### EXERCISE AIM
Reproduce every record below exactly as it appears.

(Stored data)

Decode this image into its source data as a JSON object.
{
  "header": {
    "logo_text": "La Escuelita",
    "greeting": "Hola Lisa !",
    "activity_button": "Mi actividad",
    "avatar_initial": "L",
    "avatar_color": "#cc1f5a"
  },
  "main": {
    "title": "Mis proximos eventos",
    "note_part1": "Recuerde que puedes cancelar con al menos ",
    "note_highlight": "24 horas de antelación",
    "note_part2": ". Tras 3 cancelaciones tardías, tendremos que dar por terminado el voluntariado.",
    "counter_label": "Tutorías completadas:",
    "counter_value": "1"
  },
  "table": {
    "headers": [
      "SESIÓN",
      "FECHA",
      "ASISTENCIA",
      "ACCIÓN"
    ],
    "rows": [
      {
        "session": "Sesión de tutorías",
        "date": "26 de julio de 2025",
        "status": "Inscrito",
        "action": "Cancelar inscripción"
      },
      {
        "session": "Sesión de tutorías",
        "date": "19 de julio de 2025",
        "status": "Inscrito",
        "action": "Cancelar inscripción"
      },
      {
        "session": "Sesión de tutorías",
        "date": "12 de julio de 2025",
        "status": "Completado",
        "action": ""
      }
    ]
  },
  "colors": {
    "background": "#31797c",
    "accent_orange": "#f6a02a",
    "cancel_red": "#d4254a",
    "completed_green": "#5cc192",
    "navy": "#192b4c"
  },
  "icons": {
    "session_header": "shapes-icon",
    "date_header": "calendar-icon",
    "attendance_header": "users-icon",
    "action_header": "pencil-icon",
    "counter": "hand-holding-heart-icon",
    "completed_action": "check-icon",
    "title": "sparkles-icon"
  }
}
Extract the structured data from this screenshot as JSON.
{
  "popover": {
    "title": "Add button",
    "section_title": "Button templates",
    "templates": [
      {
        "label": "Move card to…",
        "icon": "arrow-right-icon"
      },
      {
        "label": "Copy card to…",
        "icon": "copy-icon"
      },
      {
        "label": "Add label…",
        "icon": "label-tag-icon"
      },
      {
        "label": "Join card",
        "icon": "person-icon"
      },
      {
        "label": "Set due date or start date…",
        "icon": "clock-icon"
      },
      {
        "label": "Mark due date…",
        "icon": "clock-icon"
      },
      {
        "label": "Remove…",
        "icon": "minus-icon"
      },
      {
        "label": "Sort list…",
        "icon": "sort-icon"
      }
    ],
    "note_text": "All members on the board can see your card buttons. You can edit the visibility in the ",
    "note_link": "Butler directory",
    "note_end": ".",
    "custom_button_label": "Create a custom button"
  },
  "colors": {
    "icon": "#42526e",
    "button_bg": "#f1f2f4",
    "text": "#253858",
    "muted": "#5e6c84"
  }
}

### EXPECTED ANSWER
Decode this image into its source data as a JSON object.
{
  "header": {
    "logo_text": "La Escuelita",
    "greeting": "Hola Lisa !",
    "activity_button": "Mi actividad",
    "avatar_initial": "L",
    "avatar_color": "#cc1f5a"
  },
  "main": {
    "title": "Mis proximos eventos",
    "note_part1": "Recuerde que puedes cancelar con al menos ",
    "note_highlight": "24 horas de antelación",
    "note_part2": ". Tras 3 cancelaciones tardías, tendremos que dar por terminado el voluntariado.",
    "counter_label": "Tutorías completadas:",
    "counter_value": "1"
  },
  "table": {
    "headers": [
      "SESIÓN",
      "FECHA",
      "ASISTENCIA",
      "ACCIÓN"
    ],
    "rows": [
      {
        "session": "Sesión de tutorías",
        "date": "26 de julio de 2025",
        "status": "Inscrito",
        "action": "Cancelar inscripción"
      },
      {
        "session": "Sesión de tutorías",
        "date": "19 de julio de 2025",
        "status": "Inscrito",
        "action": "Cancelar inscripción"
      },
      {
        "session": "Sesión de tutorías",
        "date": "12 de julio de 2025",
        "status": "Completado",
        "action": ""
      }
    ]
  },
  "colors": {
    "background": "#31797c",
    "accent_orange": "#f6a02a",
    "cancel_red": "#d4254a",
    "completed_green": "#5cc192",
    "navy": "#192b4c"
  },
  "icons": {
    "session_header": "shapes-icon",
    "date_header": "calendar-icon",
    "attendance_header": "users-icon",
    "action_header": "pencil-icon",
    "counter": "hand-holding-heart-icon",
    "completed_action": "check-icon",
    "title": "sparkles-icon"
  }
}
Extract the structured data from this screenshot as JSON.
{
  "popover": {
    "title": "Add button",
    "section_title": "Button templates",
    "templates": [
      {
        "label": "Move card to…",
        "icon": "arrow-right-icon"
      },
      {
        "label": "Copy card to…",
        "icon": "copy-icon"
      },
      {
        "label": "Add label…",
        "icon": "label-tag-icon"
      },
      {
        "label": "Join card",
        "icon": "person-icon"
      },
      {
        "label": "Set due date or start date…",
        "icon": "clock-icon"
      },
      {
        "label": "Mark due date…",
        "icon": "clock-icon"
      },
      {
        "label": "Remove…",
        "icon": "minus-icon"
      },
      {
        "label": "Sort list…",
        "icon": "sort-icon"
      }
    ],
    "note_text": "All members on the board can see your card buttons. You can edit the visibility in the ",
    "note_link": "Butler directory",
    "note_end": ".",
    "custom_button_label": "Create a custom button"
  },
  "colors": {
    "icon": "#42526e",
    "button_bg": "#f1f2f4",
    "text": "#253858",
    "muted": "#5e6c84"
  }
}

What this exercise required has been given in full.